__Exercise prompt__. Copy the data below exactly, omitting any picture it contains.

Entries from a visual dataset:
※

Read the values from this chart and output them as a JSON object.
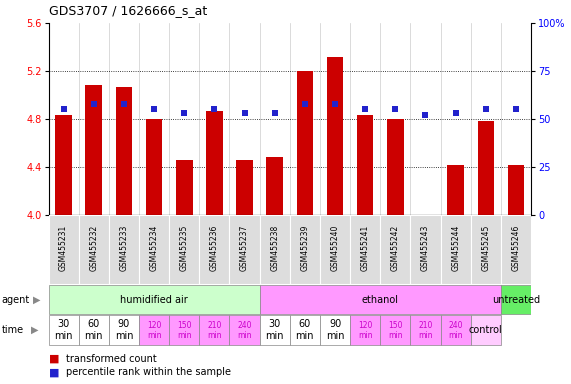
{
  "title": "GDS3707 / 1626666_s_at",
  "samples": [
    "GSM455231",
    "GSM455232",
    "GSM455233",
    "GSM455234",
    "GSM455235",
    "GSM455236",
    "GSM455237",
    "GSM455238",
    "GSM455239",
    "GSM455240",
    "GSM455241",
    "GSM455242",
    "GSM455243",
    "GSM455244",
    "GSM455245",
    "GSM455246"
  ],
  "bar_values": [
    4.83,
    5.08,
    5.07,
    4.8,
    4.46,
    4.87,
    4.46,
    4.48,
    5.2,
    5.32,
    4.83,
    4.8,
    3.87,
    4.42,
    4.78,
    4.42
  ],
  "percentile_values": [
    55,
    58,
    58,
    55,
    53,
    55,
    53,
    53,
    58,
    58,
    55,
    55,
    52,
    53,
    55,
    55
  ],
  "ylim": [
    4.0,
    5.6
  ],
  "yticks_left": [
    4.0,
    4.4,
    4.8,
    5.2,
    5.6
  ],
  "yticks_right": [
    0,
    25,
    50,
    75,
    100
  ],
  "bar_color": "#cc0000",
  "dot_color": "#2222cc",
  "bar_base": 4.0,
  "agent_groups": [
    {
      "label": "humidified air",
      "start": 0,
      "end": 7,
      "color": "#ccffcc"
    },
    {
      "label": "ethanol",
      "start": 7,
      "end": 15,
      "color": "#ff99ff"
    },
    {
      "label": "untreated",
      "start": 15,
      "end": 16,
      "color": "#66ee66"
    }
  ],
  "time_labels_air": [
    "30\nmin",
    "60\nmin",
    "90\nmin",
    "120\nmin",
    "150\nmin",
    "210\nmin",
    "240\nmin"
  ],
  "time_labels_eth": [
    "30\nmin",
    "60\nmin",
    "90\nmin",
    "120\nmin",
    "150\nmin",
    "210\nmin",
    "240\nmin"
  ],
  "time_colors_air": [
    "#ffffff",
    "#ffffff",
    "#ffffff",
    "#ff99ff",
    "#ff99ff",
    "#ff99ff",
    "#ff99ff"
  ],
  "time_colors_eth": [
    "#ffffff",
    "#ffffff",
    "#ffffff",
    "#ff99ff",
    "#ff99ff",
    "#ff99ff",
    "#ff99ff"
  ],
  "time_color_control": "#ffccff",
  "dotted_lines": [
    4.4,
    4.8,
    5.2
  ],
  "bg_color": "#ffffff",
  "plot_bg": "#ffffff",
  "xticklabel_bg": "#dddddd"
}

※

__Result for this exercise__.
Read the values from this chart and output them as a JSON object.
{
  "title": "GDS3707 / 1626666_s_at",
  "samples": [
    "GSM455231",
    "GSM455232",
    "GSM455233",
    "GSM455234",
    "GSM455235",
    "GSM455236",
    "GSM455237",
    "GSM455238",
    "GSM455239",
    "GSM455240",
    "GSM455241",
    "GSM455242",
    "GSM455243",
    "GSM455244",
    "GSM455245",
    "GSM455246"
  ],
  "bar_values": [
    4.83,
    5.08,
    5.07,
    4.8,
    4.46,
    4.87,
    4.46,
    4.48,
    5.2,
    5.32,
    4.83,
    4.8,
    3.87,
    4.42,
    4.78,
    4.42
  ],
  "percentile_values": [
    55,
    58,
    58,
    55,
    53,
    55,
    53,
    53,
    58,
    58,
    55,
    55,
    52,
    53,
    55,
    55
  ],
  "ylim": [
    4.0,
    5.6
  ],
  "yticks_left": [
    4.0,
    4.4,
    4.8,
    5.2,
    5.6
  ],
  "yticks_right": [
    0,
    25,
    50,
    75,
    100
  ],
  "bar_color": "#cc0000",
  "dot_color": "#2222cc",
  "bar_base": 4.0,
  "agent_groups": [
    {
      "label": "humidified air",
      "start": 0,
      "end": 7,
      "color": "#ccffcc"
    },
    {
      "label": "ethanol",
      "start": 7,
      "end": 15,
      "color": "#ff99ff"
    },
    {
      "label": "untreated",
      "start": 15,
      "end": 16,
      "color": "#66ee66"
    }
  ],
  "time_labels_air": [
    "30\nmin",
    "60\nmin",
    "90\nmin",
    "120\nmin",
    "150\nmin",
    "210\nmin",
    "240\nmin"
  ],
  "time_labels_eth": [
    "30\nmin",
    "60\nmin",
    "90\nmin",
    "120\nmin",
    "150\nmin",
    "210\nmin",
    "240\nmin"
  ],
  "time_colors_air": [
    "#ffffff",
    "#ffffff",
    "#ffffff",
    "#ff99ff",
    "#ff99ff",
    "#ff99ff",
    "#ff99ff"
  ],
  "time_colors_eth": [
    "#ffffff",
    "#ffffff",
    "#ffffff",
    "#ff99ff",
    "#ff99ff",
    "#ff99ff",
    "#ff99ff"
  ],
  "time_color_control": "#ffccff",
  "dotted_lines": [
    4.4,
    4.8,
    5.2
  ],
  "bg_color": "#ffffff",
  "plot_bg": "#ffffff",
  "xticklabel_bg": "#dddddd"
}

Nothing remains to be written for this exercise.